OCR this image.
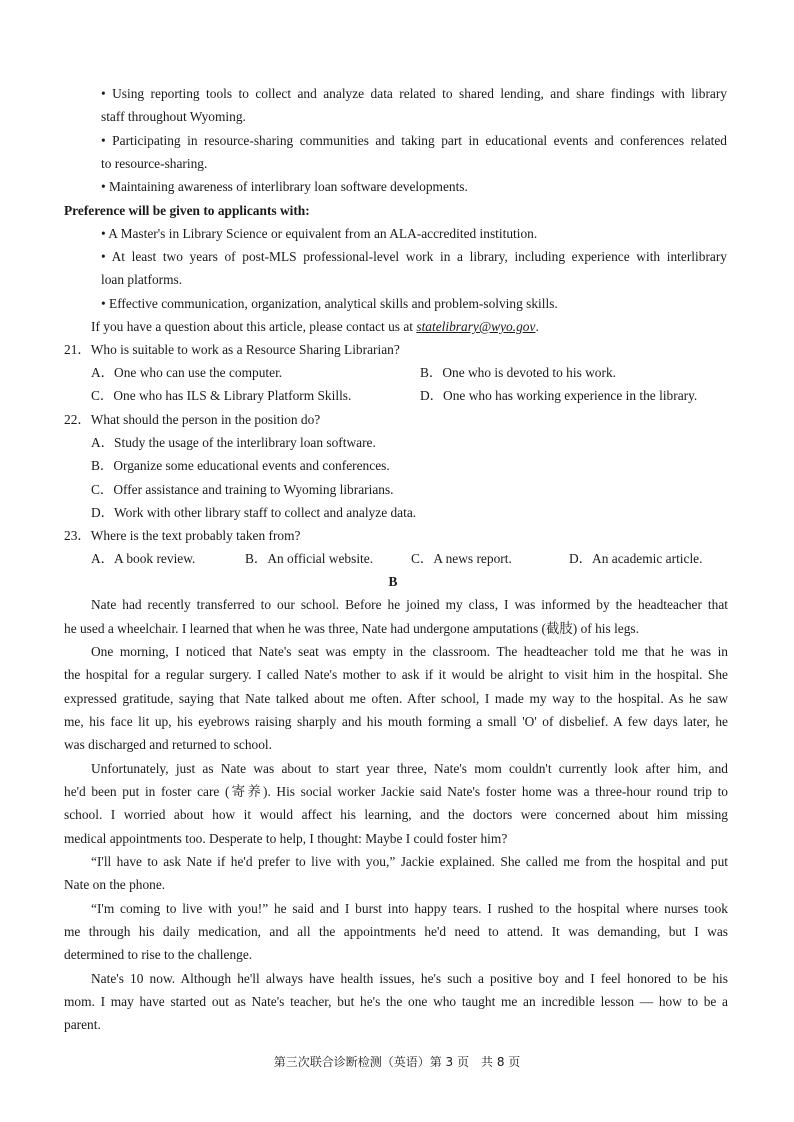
• Using reporting tools to collect and analyze data related to shared lending, and share findings with library
staff throughout Wyoming.
• Participating in resource-sharing communities and taking part in educational events and conferences related
to resource-sharing.
• Maintaining awareness of interlibrary loan software developments.
Preference will be given to applicants with:
• A Master's in Library Science or equivalent from an ALA-accredited institution.
• At least two years of post-MLS professional-level work in a library, including experience with interlibrary
loan platforms.
• Effective communication, organization, analytical skills and problem-solving skills.
If you have a question about this article, please contact us at statelibrary@wyo.gov.
21．Who is suitable to work as a Resource Sharing Librarian?
A．One who can use the computer.	B．One who is devoted to his work.
C．One who has ILS & Library Platform Skills.	D．One who has working experience in the library.
22．What should the person in the position do?
A．Study the usage of the interlibrary loan software.
B．Organize some educational events and conferences.
C．Offer assistance and training to Wyoming librarians.
D．Work with other library staff to collect and analyze data.
23．Where is the text probably taken from?
A．A book review.	B．An official website.	C．A news report.	D．An academic article.
B
Nate had recently transferred to our school. Before he joined my class, I was informed by the headteacher that
he used a wheelchair. I learned that when he was three, Nate had undergone amputations (截肢) of his legs.
One morning, I noticed that Nate's seat was empty in the classroom. The headteacher told me that he was in
the hospital for a regular surgery. I called Nate's mother to ask if it would be alright to visit him in the hospital. She
expressed gratitude, saying that Nate talked about me often. After school, I made my way to the hospital. As he saw
me, his face lit up, his eyebrows raising sharply and his mouth forming a small 'O' of disbelief. A few days later, he
was discharged and returned to school.
Unfortunately, just as Nate was about to start year three, Nate's mom couldn't currently look after him, and
he'd been put in foster care (寄养). His social worker Jackie said Nate's foster home was a three-hour round trip to
school. I worried about how it would affect his learning, and the doctors were concerned about him missing
medical appointments too. Desperate to help, I thought: Maybe I could foster him?
“I'll have to ask Nate if he'd prefer to live with you,” Jackie explained. She called me from the hospital and put
Nate on the phone.
“I'm coming to live with you!” he said and I burst into happy tears. I rushed to the hospital where nurses took
me through his daily medication, and all the appointments he'd need to attend. It was demanding, but I was
determined to rise to the challenge.
Nate's 10 now. Although he'll always have health issues, he's such a positive boy and I feel honored to be his
mom. I may have started out as Nate's teacher, but he's the one who taught me an incredible lesson — how to be a
parent.
第三次联合诊断检测（英语）第 3 页　共 8 页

- _SET TASK_
Restate the data above exactly, stripping out each image.

- _THE RESPONSE_
OCR this image.
• Using reporting tools to collect and analyze data related to shared lending, and share findings with library
staff throughout Wyoming.
• Participating in resource-sharing communities and taking part in educational events and conferences related
to resource-sharing.
• Maintaining awareness of interlibrary loan software developments.
Preference will be given to applicants with:
• A Master's in Library Science or equivalent from an ALA-accredited institution.
• At least two years of post-MLS professional-level work in a library, including experience with interlibrary
loan platforms.
• Effective communication, organization, analytical skills and problem-solving skills.
If you have a question about this article, please contact us at statelibrary@wyo.gov.
21．Who is suitable to work as a Resource Sharing Librarian?
A．One who can use the computer.	B．One who is devoted to his work.
C．One who has ILS & Library Platform Skills.	D．One who has working experience in the library.
22．What should the person in the position do?
A．Study the usage of the interlibrary loan software.
B．Organize some educational events and conferences.
C．Offer assistance and training to Wyoming librarians.
D．Work with other library staff to collect and analyze data.
23．Where is the text probably taken from?
A．A book review.	B．An official website.	C．A news report.	D．An academic article.
B
Nate had recently transferred to our school. Before he joined my class, I was informed by the headteacher that
he used a wheelchair. I learned that when he was three, Nate had undergone amputations (截肢) of his legs.
One morning, I noticed that Nate's seat was empty in the classroom. The headteacher told me that he was in
the hospital for a regular surgery. I called Nate's mother to ask if it would be alright to visit him in the hospital. She
expressed gratitude, saying that Nate talked about me often. After school, I made my way to the hospital. As he saw
me, his face lit up, his eyebrows raising sharply and his mouth forming a small 'O' of disbelief. A few days later, he
was discharged and returned to school.
Unfortunately, just as Nate was about to start year three, Nate's mom couldn't currently look after him, and
he'd been put in foster care (寄养). His social worker Jackie said Nate's foster home was a three-hour round trip to
school. I worried about how it would affect his learning, and the doctors were concerned about him missing
medical appointments too. Desperate to help, I thought: Maybe I could foster him?
“I'll have to ask Nate if he'd prefer to live with you,” Jackie explained. She called me from the hospital and put
Nate on the phone.
“I'm coming to live with you!” he said and I burst into happy tears. I rushed to the hospital where nurses took
me through his daily medication, and all the appointments he'd need to attend. It was demanding, but I was
determined to rise to the challenge.
Nate's 10 now. Although he'll always have health issues, he's such a positive boy and I feel honored to be his
mom. I may have started out as Nate's teacher, but he's the one who taught me an incredible lesson — how to be a
parent.
第三次联合诊断检测（英语）第 3 页　共 8 页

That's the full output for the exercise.